## What you are asked to do
Copy each line that contains the word "chassesearch".

## Exercise materials
>>>>

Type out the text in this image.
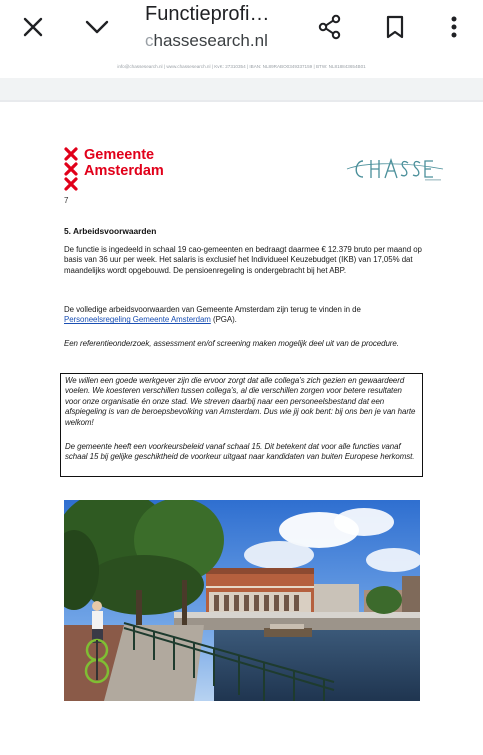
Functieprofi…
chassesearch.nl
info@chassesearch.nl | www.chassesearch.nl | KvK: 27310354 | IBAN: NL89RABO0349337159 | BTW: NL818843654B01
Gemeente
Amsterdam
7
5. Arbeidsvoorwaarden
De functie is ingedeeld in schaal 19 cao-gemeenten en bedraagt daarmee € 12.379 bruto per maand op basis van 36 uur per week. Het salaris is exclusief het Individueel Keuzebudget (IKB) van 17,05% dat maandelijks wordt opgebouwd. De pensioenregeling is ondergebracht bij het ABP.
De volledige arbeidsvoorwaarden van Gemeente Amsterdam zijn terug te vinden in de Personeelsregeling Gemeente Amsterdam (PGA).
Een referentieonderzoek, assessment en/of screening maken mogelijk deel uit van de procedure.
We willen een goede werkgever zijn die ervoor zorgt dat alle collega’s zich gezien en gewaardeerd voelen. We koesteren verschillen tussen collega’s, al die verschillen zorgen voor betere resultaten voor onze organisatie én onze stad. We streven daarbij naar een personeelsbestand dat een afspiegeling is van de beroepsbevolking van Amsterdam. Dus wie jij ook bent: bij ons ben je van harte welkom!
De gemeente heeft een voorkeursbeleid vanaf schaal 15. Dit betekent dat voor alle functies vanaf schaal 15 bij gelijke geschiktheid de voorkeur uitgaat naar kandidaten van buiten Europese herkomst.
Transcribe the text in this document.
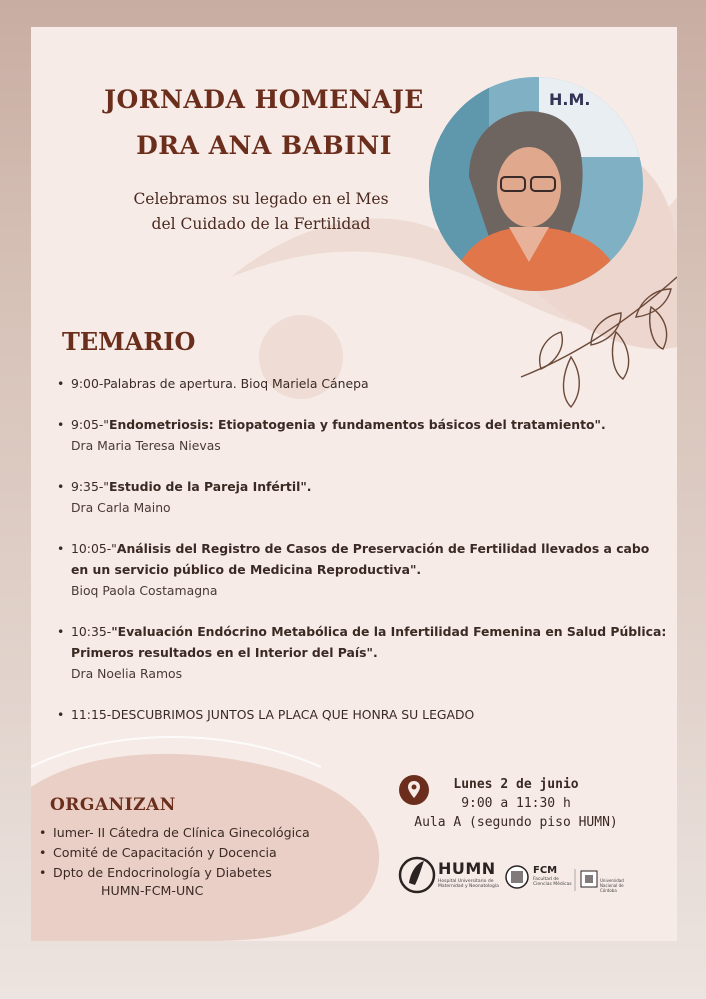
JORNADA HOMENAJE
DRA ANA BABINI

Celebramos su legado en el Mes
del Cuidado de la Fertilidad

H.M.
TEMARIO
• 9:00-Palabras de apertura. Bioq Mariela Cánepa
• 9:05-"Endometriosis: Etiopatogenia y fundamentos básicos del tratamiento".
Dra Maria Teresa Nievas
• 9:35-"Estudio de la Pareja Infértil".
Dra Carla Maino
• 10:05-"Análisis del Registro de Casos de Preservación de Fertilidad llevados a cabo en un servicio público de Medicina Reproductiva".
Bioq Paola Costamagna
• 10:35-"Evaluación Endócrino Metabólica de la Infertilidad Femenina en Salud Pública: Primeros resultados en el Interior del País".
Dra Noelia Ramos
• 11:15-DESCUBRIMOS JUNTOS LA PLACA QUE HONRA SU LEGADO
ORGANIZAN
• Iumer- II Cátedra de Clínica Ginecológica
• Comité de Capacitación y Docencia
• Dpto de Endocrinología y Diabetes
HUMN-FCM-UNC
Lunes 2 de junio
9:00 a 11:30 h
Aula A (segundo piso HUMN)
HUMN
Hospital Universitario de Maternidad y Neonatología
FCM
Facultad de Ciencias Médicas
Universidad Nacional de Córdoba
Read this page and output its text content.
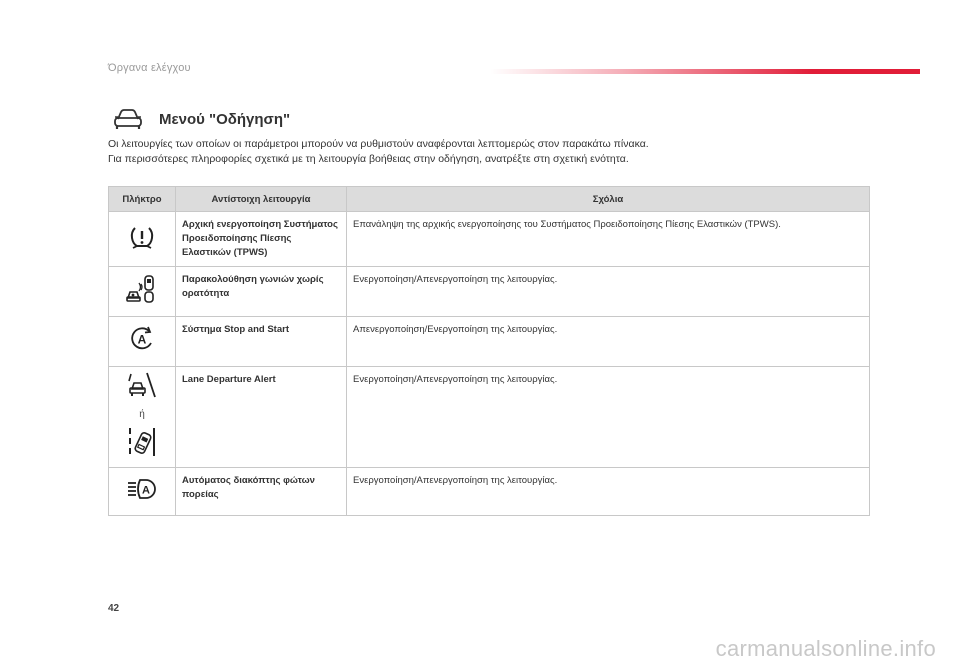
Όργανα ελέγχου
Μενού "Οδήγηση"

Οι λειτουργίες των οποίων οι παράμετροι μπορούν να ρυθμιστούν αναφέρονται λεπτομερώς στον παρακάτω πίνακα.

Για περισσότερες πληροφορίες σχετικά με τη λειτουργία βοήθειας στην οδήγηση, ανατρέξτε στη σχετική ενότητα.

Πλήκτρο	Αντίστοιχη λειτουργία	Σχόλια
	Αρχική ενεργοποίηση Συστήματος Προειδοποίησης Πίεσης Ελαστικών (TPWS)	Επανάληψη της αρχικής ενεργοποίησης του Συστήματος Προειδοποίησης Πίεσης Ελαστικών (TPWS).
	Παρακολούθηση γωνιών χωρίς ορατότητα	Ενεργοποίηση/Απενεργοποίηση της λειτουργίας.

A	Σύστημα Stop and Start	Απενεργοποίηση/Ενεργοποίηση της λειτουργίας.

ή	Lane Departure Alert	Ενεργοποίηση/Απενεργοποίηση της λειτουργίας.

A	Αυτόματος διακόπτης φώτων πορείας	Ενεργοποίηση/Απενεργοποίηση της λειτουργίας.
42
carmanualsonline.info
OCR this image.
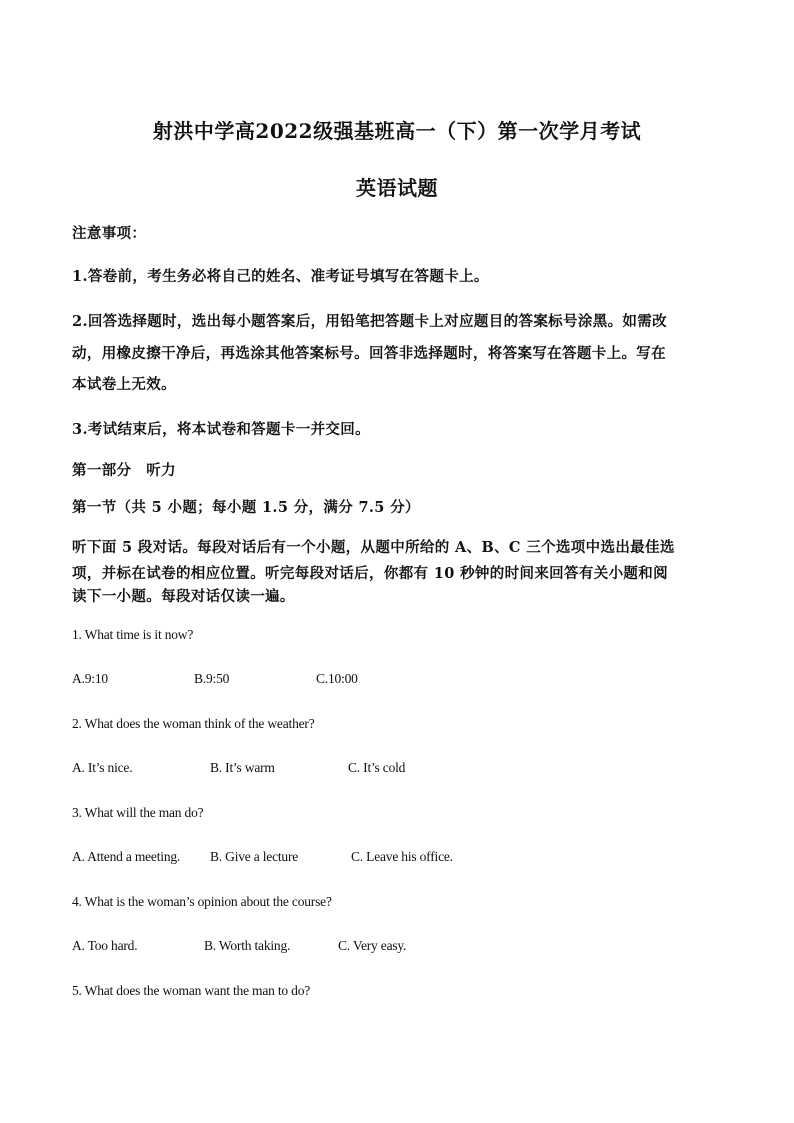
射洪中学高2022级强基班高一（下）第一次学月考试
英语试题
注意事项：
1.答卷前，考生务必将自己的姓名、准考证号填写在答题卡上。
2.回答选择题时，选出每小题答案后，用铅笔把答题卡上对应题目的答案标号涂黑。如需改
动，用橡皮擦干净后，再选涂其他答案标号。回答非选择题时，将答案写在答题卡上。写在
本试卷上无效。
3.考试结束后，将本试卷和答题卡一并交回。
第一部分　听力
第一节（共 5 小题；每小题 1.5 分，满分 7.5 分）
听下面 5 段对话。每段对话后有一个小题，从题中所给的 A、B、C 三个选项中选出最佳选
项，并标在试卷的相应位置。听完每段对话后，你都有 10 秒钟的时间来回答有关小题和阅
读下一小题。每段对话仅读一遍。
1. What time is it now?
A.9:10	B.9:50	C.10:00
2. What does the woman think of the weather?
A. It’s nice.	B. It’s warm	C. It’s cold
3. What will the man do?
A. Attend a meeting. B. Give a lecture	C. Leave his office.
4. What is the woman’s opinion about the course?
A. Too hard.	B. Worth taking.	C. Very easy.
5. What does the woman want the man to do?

<<<<

## Task response
chassesearch.nl
info@chassesearch.nl | www.chassesearch.nl | KvK: 27310354 | IBAN: NL89RABO0349337159 | BTW: NL818843654B01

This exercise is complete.